### [Written instruction]
Return the listing word for word, as given.

### [Input rows]
▬▬▬▬▬▬

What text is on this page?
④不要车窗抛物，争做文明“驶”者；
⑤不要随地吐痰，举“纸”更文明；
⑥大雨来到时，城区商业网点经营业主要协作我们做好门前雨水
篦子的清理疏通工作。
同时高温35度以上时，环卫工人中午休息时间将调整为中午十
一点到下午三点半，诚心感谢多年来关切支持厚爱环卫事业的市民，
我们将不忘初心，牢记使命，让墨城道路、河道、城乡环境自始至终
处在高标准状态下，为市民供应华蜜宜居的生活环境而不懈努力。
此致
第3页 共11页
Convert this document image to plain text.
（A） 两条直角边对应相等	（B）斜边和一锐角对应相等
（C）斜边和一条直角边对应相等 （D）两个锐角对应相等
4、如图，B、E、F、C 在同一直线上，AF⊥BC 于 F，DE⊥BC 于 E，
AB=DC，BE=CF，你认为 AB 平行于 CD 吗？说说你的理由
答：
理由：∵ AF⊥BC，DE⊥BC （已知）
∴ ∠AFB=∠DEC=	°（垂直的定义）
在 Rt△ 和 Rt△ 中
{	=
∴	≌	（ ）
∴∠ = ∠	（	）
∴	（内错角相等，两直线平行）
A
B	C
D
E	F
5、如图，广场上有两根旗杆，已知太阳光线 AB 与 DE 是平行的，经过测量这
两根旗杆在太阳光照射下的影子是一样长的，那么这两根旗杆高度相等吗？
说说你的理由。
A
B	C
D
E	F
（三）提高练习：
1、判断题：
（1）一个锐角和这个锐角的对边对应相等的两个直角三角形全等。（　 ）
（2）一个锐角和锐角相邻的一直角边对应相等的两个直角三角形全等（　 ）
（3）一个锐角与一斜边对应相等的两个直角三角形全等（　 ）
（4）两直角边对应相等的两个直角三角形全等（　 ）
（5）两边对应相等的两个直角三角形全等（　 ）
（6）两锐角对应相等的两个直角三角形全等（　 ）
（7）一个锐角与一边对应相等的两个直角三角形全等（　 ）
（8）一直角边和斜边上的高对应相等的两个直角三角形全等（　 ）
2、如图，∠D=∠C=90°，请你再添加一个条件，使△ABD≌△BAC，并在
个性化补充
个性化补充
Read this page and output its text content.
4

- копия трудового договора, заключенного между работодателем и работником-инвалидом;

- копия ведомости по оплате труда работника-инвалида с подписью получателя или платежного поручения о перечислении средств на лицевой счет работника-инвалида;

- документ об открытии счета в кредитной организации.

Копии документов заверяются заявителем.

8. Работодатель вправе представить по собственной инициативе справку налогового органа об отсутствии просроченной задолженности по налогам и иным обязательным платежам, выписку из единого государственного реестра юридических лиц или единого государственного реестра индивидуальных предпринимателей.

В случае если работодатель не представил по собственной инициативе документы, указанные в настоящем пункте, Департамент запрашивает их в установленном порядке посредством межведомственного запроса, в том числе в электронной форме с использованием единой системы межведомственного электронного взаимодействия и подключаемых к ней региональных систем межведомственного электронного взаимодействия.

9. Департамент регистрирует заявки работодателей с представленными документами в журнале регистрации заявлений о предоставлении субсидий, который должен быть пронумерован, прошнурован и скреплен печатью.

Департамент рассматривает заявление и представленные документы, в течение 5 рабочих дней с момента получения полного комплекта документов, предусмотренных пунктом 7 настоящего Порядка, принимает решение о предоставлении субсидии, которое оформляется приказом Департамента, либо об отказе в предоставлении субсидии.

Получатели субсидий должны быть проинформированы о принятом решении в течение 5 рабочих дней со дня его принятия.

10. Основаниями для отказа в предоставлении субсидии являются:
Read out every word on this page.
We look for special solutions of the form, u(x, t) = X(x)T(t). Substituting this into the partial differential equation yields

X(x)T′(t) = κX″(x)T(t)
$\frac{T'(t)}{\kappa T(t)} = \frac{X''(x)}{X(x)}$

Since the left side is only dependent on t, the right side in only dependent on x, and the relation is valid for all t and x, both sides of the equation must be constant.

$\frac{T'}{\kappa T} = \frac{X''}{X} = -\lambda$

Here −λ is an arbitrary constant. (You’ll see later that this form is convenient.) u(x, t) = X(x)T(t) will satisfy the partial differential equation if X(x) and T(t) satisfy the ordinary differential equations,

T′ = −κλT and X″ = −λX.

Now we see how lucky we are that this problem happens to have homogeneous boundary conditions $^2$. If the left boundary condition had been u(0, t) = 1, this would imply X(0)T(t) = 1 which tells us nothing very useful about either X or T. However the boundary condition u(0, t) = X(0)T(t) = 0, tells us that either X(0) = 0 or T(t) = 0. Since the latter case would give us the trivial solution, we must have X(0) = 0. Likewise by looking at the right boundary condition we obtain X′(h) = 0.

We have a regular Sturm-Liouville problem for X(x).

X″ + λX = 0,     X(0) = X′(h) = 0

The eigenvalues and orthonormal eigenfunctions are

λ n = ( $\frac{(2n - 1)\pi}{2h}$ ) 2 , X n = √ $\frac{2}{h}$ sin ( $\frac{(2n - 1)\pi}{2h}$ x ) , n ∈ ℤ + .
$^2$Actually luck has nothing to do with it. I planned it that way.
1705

▬▬▬▬▬▬

### [Task answer]
What text is on this page?
④不要车窗抛物，争做文明“驶”者；
⑤不要随地吐痰，举“纸”更文明；
⑥大雨来到时，城区商业网点经营业主要协作我们做好门前雨水
篦子的清理疏通工作。
同时高温35度以上时，环卫工人中午休息时间将调整为中午十
一点到下午三点半，诚心感谢多年来关切支持厚爱环卫事业的市民，
我们将不忘初心，牢记使命，让墨城道路、河道、城乡环境自始至终
处在高标准状态下，为市民供应华蜜宜居的生活环境而不懈努力。
此致
第3页 共11页
Convert this document image to plain text.
（A） 两条直角边对应相等	（B）斜边和一锐角对应相等
（C）斜边和一条直角边对应相等 （D）两个锐角对应相等
4、如图，B、E、F、C 在同一直线上，AF⊥BC 于 F，DE⊥BC 于 E，
AB=DC，BE=CF，你认为 AB 平行于 CD 吗？说说你的理由
答：
理由：∵ AF⊥BC，DE⊥BC （已知）
∴ ∠AFB=∠DEC=	°（垂直的定义）
在 Rt△ 和 Rt△ 中
{	=
∴	≌	（ ）
∴∠ = ∠	（	）
∴	（内错角相等，两直线平行）
A
B	C
D
E	F
5、如图，广场上有两根旗杆，已知太阳光线 AB 与 DE 是平行的，经过测量这
两根旗杆在太阳光照射下的影子是一样长的，那么这两根旗杆高度相等吗？
说说你的理由。
A
B	C
D
E	F
（三）提高练习：
1、判断题：
（1）一个锐角和这个锐角的对边对应相等的两个直角三角形全等。（　 ）
（2）一个锐角和锐角相邻的一直角边对应相等的两个直角三角形全等（　 ）
（3）一个锐角与一斜边对应相等的两个直角三角形全等（　 ）
（4）两直角边对应相等的两个直角三角形全等（　 ）
（5）两边对应相等的两个直角三角形全等（　 ）
（6）两锐角对应相等的两个直角三角形全等（　 ）
（7）一个锐角与一边对应相等的两个直角三角形全等（　 ）
（8）一直角边和斜边上的高对应相等的两个直角三角形全等（　 ）
2、如图，∠D=∠C=90°，请你再添加一个条件，使△ABD≌△BAC，并在
个性化补充
个性化补充
Read this page and output its text content.
4

- копия трудового договора, заключенного между работодателем и работником-инвалидом;

- копия ведомости по оплате труда работника-инвалида с подписью получателя или платежного поручения о перечислении средств на лицевой счет работника-инвалида;

- документ об открытии счета в кредитной организации.

Копии документов заверяются заявителем.

8. Работодатель вправе представить по собственной инициативе справку налогового органа об отсутствии просроченной задолженности по налогам и иным обязательным платежам, выписку из единого государственного реестра юридических лиц или единого государственного реестра индивидуальных предпринимателей.

В случае если работодатель не представил по собственной инициативе документы, указанные в настоящем пункте, Департамент запрашивает их в установленном порядке посредством межведомственного запроса, в том числе в электронной форме с использованием единой системы межведомственного электронного взаимодействия и подключаемых к ней региональных систем межведомственного электронного взаимодействия.

9. Департамент регистрирует заявки работодателей с представленными документами в журнале регистрации заявлений о предоставлении субсидий, который должен быть пронумерован, прошнурован и скреплен печатью.

Департамент рассматривает заявление и представленные документы, в течение 5 рабочих дней с момента получения полного комплекта документов, предусмотренных пунктом 7 настоящего Порядка, принимает решение о предоставлении субсидии, которое оформляется приказом Департамента, либо об отказе в предоставлении субсидии.

Получатели субсидий должны быть проинформированы о принятом решении в течение 5 рабочих дней со дня его принятия.

10. Основаниями для отказа в предоставлении субсидии являются:
Read out every word on this page.
We look for special solutions of the form, u(x, t) = X(x)T(t). Substituting this into the partial differential equation yields

X(x)T′(t) = κX″(x)T(t)
$\frac{T'(t)}{\kappa T(t)} = \frac{X''(x)}{X(x)}$

Since the left side is only dependent on t, the right side in only dependent on x, and the relation is valid for all t and x, both sides of the equation must be constant.

$\frac{T'}{\kappa T} = \frac{X''}{X} = -\lambda$

Here −λ is an arbitrary constant. (You’ll see later that this form is convenient.) u(x, t) = X(x)T(t) will satisfy the partial differential equation if X(x) and T(t) satisfy the ordinary differential equations,

T′ = −κλT and X″ = −λX.

Now we see how lucky we are that this problem happens to have homogeneous boundary conditions $^2$. If the left boundary condition had been u(0, t) = 1, this would imply X(0)T(t) = 1 which tells us nothing very useful about either X or T. However the boundary condition u(0, t) = X(0)T(t) = 0, tells us that either X(0) = 0 or T(t) = 0. Since the latter case would give us the trivial solution, we must have X(0) = 0. Likewise by looking at the right boundary condition we obtain X′(h) = 0.

We have a regular Sturm-Liouville problem for X(x).

X″ + λX = 0,     X(0) = X′(h) = 0

The eigenvalues and orthonormal eigenfunctions are

λ n = ( $\frac{(2n - 1)\pi}{2h}$ ) 2 , X n = √ $\frac{2}{h}$ sin ( $\frac{(2n - 1)\pi}{2h}$ x ) , n ∈ ℤ + .
$^2$Actually luck has nothing to do with it. I planned it that way.
1705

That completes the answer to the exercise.